• [Task instructions]:
Transcribe each record exactly. Include every one.

>>>

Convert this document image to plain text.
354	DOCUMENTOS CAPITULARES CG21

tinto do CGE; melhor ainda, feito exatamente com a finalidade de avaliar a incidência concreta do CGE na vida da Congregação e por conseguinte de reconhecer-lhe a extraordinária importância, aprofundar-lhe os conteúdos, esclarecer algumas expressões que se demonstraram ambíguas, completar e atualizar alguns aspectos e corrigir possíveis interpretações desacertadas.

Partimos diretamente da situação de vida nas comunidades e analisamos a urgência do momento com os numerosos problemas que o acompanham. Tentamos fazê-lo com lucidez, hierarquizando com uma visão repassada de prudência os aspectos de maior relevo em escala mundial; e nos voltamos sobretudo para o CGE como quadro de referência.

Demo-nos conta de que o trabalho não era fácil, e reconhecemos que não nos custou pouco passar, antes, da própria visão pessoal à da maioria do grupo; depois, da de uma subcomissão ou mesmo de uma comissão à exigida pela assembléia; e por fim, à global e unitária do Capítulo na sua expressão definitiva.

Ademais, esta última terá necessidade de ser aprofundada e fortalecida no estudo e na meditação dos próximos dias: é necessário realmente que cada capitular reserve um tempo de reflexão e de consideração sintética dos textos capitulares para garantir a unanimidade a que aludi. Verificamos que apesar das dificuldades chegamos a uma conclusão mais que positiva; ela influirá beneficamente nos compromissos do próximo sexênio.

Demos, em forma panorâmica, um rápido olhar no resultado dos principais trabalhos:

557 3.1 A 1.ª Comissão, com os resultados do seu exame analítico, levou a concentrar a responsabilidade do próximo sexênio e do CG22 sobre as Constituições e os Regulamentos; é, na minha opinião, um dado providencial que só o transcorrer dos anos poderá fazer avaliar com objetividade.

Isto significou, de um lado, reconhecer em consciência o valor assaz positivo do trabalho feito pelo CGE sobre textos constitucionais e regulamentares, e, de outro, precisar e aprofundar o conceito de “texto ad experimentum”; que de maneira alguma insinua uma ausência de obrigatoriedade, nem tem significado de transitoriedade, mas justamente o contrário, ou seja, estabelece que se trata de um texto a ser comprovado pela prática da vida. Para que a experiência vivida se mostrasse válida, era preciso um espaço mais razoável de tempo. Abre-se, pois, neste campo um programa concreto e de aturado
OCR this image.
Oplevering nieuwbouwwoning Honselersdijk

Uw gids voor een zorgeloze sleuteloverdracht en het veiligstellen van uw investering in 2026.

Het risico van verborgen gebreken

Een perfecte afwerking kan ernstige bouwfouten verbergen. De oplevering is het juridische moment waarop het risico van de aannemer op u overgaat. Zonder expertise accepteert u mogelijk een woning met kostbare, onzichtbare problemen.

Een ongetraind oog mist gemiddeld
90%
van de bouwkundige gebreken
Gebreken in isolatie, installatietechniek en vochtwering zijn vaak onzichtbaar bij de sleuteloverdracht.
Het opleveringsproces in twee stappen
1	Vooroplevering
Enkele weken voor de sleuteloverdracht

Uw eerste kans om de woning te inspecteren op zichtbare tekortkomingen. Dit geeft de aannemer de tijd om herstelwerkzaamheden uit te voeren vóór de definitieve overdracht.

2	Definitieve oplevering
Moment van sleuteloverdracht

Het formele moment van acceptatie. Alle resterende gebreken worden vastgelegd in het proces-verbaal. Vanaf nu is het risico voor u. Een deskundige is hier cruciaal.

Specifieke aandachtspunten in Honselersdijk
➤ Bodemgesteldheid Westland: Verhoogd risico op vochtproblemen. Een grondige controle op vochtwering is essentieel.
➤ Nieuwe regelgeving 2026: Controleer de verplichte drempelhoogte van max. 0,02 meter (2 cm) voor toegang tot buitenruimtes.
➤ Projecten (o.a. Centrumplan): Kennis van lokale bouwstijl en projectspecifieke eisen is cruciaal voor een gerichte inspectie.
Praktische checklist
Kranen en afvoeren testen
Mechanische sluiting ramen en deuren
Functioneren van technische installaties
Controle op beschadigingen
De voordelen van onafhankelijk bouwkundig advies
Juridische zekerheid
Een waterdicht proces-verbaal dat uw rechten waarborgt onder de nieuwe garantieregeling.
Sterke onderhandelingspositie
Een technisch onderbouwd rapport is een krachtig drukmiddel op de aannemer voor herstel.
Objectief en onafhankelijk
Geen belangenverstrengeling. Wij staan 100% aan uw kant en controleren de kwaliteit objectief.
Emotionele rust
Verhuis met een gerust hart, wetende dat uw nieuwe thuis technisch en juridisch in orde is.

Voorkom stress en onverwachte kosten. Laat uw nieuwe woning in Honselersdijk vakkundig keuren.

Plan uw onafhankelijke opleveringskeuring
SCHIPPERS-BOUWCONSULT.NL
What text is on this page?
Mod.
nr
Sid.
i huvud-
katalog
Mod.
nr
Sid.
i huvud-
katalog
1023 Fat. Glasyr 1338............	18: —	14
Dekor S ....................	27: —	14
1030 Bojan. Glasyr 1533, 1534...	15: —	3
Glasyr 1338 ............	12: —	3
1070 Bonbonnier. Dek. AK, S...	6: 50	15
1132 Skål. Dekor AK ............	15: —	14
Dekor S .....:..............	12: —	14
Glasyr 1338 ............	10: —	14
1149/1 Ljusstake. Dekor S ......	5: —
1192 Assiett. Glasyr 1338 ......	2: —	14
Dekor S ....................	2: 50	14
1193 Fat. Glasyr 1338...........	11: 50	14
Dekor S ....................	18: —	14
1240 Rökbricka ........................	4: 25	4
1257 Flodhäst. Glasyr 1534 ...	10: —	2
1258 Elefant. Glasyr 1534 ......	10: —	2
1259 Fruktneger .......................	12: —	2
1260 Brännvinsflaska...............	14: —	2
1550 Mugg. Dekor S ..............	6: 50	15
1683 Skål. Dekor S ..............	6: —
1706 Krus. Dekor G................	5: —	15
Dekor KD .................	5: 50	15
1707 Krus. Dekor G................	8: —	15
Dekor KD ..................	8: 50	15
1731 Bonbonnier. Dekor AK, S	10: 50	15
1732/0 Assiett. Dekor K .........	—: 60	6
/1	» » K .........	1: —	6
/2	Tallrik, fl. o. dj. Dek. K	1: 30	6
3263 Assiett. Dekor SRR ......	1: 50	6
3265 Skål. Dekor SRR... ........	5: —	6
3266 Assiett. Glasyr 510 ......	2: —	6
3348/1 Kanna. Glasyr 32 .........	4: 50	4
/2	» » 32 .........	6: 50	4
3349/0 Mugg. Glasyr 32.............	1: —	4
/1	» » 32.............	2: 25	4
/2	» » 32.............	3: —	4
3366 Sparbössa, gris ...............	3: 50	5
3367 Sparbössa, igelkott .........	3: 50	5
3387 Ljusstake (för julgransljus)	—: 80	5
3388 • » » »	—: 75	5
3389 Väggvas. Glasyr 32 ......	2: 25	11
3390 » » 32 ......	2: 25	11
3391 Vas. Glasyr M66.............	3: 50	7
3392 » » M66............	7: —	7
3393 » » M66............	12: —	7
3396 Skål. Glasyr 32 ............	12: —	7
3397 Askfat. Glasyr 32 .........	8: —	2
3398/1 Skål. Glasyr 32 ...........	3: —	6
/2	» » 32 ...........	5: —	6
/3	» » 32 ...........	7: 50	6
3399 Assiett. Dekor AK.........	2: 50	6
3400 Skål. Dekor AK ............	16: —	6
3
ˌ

<<<

• [Finished exercise]:
Convert this document image to plain text.
354	DOCUMENTOS CAPITULARES CG21

tinto do CGE; melhor ainda, feito exatamente com a finalidade de avaliar a incidência concreta do CGE na vida da Congregação e por conseguinte de reconhecer-lhe a extraordinária importância, aprofundar-lhe os conteúdos, esclarecer algumas expressões que se demonstraram ambíguas, completar e atualizar alguns aspectos e corrigir possíveis interpretações desacertadas.

Partimos diretamente da situação de vida nas comunidades e analisamos a urgência do momento com os numerosos problemas que o acompanham. Tentamos fazê-lo com lucidez, hierarquizando com uma visão repassada de prudência os aspectos de maior relevo em escala mundial; e nos voltamos sobretudo para o CGE como quadro de referência.

Demo-nos conta de que o trabalho não era fácil, e reconhecemos que não nos custou pouco passar, antes, da própria visão pessoal à da maioria do grupo; depois, da de uma subcomissão ou mesmo de uma comissão à exigida pela assembléia; e por fim, à global e unitária do Capítulo na sua expressão definitiva.

Ademais, esta última terá necessidade de ser aprofundada e fortalecida no estudo e na meditação dos próximos dias: é necessário realmente que cada capitular reserve um tempo de reflexão e de consideração sintética dos textos capitulares para garantir a unanimidade a que aludi. Verificamos que apesar das dificuldades chegamos a uma conclusão mais que positiva; ela influirá beneficamente nos compromissos do próximo sexênio.

Demos, em forma panorâmica, um rápido olhar no resultado dos principais trabalhos:

557 3.1 A 1.ª Comissão, com os resultados do seu exame analítico, levou a concentrar a responsabilidade do próximo sexênio e do CG22 sobre as Constituições e os Regulamentos; é, na minha opinião, um dado providencial que só o transcorrer dos anos poderá fazer avaliar com objetividade.

Isto significou, de um lado, reconhecer em consciência o valor assaz positivo do trabalho feito pelo CGE sobre textos constitucionais e regulamentares, e, de outro, precisar e aprofundar o conceito de “texto ad experimentum”; que de maneira alguma insinua uma ausência de obrigatoriedade, nem tem significado de transitoriedade, mas justamente o contrário, ou seja, estabelece que se trata de um texto a ser comprovado pela prática da vida. Para que a experiência vivida se mostrasse válida, era preciso um espaço mais razoável de tempo. Abre-se, pois, neste campo um programa concreto e de aturado
OCR this image.
Oplevering nieuwbouwwoning Honselersdijk

Uw gids voor een zorgeloze sleuteloverdracht en het veiligstellen van uw investering in 2026.

Het risico van verborgen gebreken

Een perfecte afwerking kan ernstige bouwfouten verbergen. De oplevering is het juridische moment waarop het risico van de aannemer op u overgaat. Zonder expertise accepteert u mogelijk een woning met kostbare, onzichtbare problemen.

Een ongetraind oog mist gemiddeld
90%
van de bouwkundige gebreken
Gebreken in isolatie, installatietechniek en vochtwering zijn vaak onzichtbaar bij de sleuteloverdracht.
Het opleveringsproces in twee stappen
1	Vooroplevering
Enkele weken voor de sleuteloverdracht

Uw eerste kans om de woning te inspecteren op zichtbare tekortkomingen. Dit geeft de aannemer de tijd om herstelwerkzaamheden uit te voeren vóór de definitieve overdracht.

2	Definitieve oplevering
Moment van sleuteloverdracht

Het formele moment van acceptatie. Alle resterende gebreken worden vastgelegd in het proces-verbaal. Vanaf nu is het risico voor u. Een deskundige is hier cruciaal.

Specifieke aandachtspunten in Honselersdijk
➤ Bodemgesteldheid Westland: Verhoogd risico op vochtproblemen. Een grondige controle op vochtwering is essentieel.
➤ Nieuwe regelgeving 2026: Controleer de verplichte drempelhoogte van max. 0,02 meter (2 cm) voor toegang tot buitenruimtes.
➤ Projecten (o.a. Centrumplan): Kennis van lokale bouwstijl en projectspecifieke eisen is cruciaal voor een gerichte inspectie.
Praktische checklist
Kranen en afvoeren testen
Mechanische sluiting ramen en deuren
Functioneren van technische installaties
Controle op beschadigingen
De voordelen van onafhankelijk bouwkundig advies
Juridische zekerheid
Een waterdicht proces-verbaal dat uw rechten waarborgt onder de nieuwe garantieregeling.
Sterke onderhandelingspositie
Een technisch onderbouwd rapport is een krachtig drukmiddel op de aannemer voor herstel.
Objectief en onafhankelijk
Geen belangenverstrengeling. Wij staan 100% aan uw kant en controleren de kwaliteit objectief.
Emotionele rust
Verhuis met een gerust hart, wetende dat uw nieuwe thuis technisch en juridisch in orde is.

Voorkom stress en onverwachte kosten. Laat uw nieuwe woning in Honselersdijk vakkundig keuren.

Plan uw onafhankelijke opleveringskeuring
SCHIPPERS-BOUWCONSULT.NL
What text is on this page?
Mod.
nr
Sid.
i huvud-
katalog
Mod.
nr
Sid.
i huvud-
katalog
1023 Fat. Glasyr 1338............	18: —	14
Dekor S ....................	27: —	14
1030 Bojan. Glasyr 1533, 1534...	15: —	3
Glasyr 1338 ............	12: —	3
1070 Bonbonnier. Dek. AK, S...	6: 50	15
1132 Skål. Dekor AK ............	15: —	14
Dekor S .....:..............	12: —	14
Glasyr 1338 ............	10: —	14
1149/1 Ljusstake. Dekor S ......	5: —
1192 Assiett. Glasyr 1338 ......	2: —	14
Dekor S ....................	2: 50	14
1193 Fat. Glasyr 1338...........	11: 50	14
Dekor S ....................	18: —	14
1240 Rökbricka ........................	4: 25	4
1257 Flodhäst. Glasyr 1534 ...	10: —	2
1258 Elefant. Glasyr 1534 ......	10: —	2
1259 Fruktneger .......................	12: —	2
1260 Brännvinsflaska...............	14: —	2
1550 Mugg. Dekor S ..............	6: 50	15
1683 Skål. Dekor S ..............	6: —
1706 Krus. Dekor G................	5: —	15
Dekor KD .................	5: 50	15
1707 Krus. Dekor G................	8: —	15
Dekor KD ..................	8: 50	15
1731 Bonbonnier. Dekor AK, S	10: 50	15
1732/0 Assiett. Dekor K .........	—: 60	6
/1	» » K .........	1: —	6
/2	Tallrik, fl. o. dj. Dek. K	1: 30	6
3263 Assiett. Dekor SRR ......	1: 50	6
3265 Skål. Dekor SRR... ........	5: —	6
3266 Assiett. Glasyr 510 ......	2: —	6
3348/1 Kanna. Glasyr 32 .........	4: 50	4
/2	» » 32 .........	6: 50	4
3349/0 Mugg. Glasyr 32.............	1: —	4
/1	» » 32.............	2: 25	4
/2	» » 32.............	3: —	4
3366 Sparbössa, gris ...............	3: 50	5
3367 Sparbössa, igelkott .........	3: 50	5
3387 Ljusstake (för julgransljus)	—: 80	5
3388 • » » »	—: 75	5
3389 Väggvas. Glasyr 32 ......	2: 25	11
3390 » » 32 ......	2: 25	11
3391 Vas. Glasyr M66.............	3: 50	7
3392 » » M66............	7: —	7
3393 » » M66............	12: —	7
3396 Skål. Glasyr 32 ............	12: —	7
3397 Askfat. Glasyr 32 .........	8: —	2
3398/1 Skål. Glasyr 32 ...........	3: —	6
/2	» » 32 ...........	5: —	6
/3	» » 32 ...........	7: 50	6
3399 Assiett. Dekor AK.........	2: 50	6
3400 Skål. Dekor AK ............	16: —	6
3
ˌ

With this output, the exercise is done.